Entries provided:
---+---

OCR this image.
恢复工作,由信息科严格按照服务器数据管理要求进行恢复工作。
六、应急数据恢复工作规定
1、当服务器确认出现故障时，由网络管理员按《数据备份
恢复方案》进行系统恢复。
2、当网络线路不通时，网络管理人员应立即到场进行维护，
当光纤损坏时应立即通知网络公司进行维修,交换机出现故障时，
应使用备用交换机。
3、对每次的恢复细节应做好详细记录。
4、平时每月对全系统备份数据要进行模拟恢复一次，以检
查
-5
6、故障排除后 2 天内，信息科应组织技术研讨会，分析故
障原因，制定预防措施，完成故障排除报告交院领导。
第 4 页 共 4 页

---+---

Exercise aim: Extract every record and return it verbatim.

Answer below:
OCR this image.
恢复工作,由信息科严格按照服务器数据管理要求进行恢复工作。
六、应急数据恢复工作规定
1、当服务器确认出现故障时，由网络管理员按《数据备份
恢复方案》进行系统恢复。
2、当网络线路不通时，网络管理人员应立即到场进行维护，
当光纤损坏时应立即通知网络公司进行维修,交换机出现故障时，
应使用备用交换机。
3、对每次的恢复细节应做好详细记录。
4、平时每月对全系统备份数据要进行模拟恢复一次，以检
查
-5
6、故障排除后 2 天内，信息科应组织技术研讨会，分析故
障原因，制定预防措施，完成故障排除报告交院领导。
第 4 页 共 4 页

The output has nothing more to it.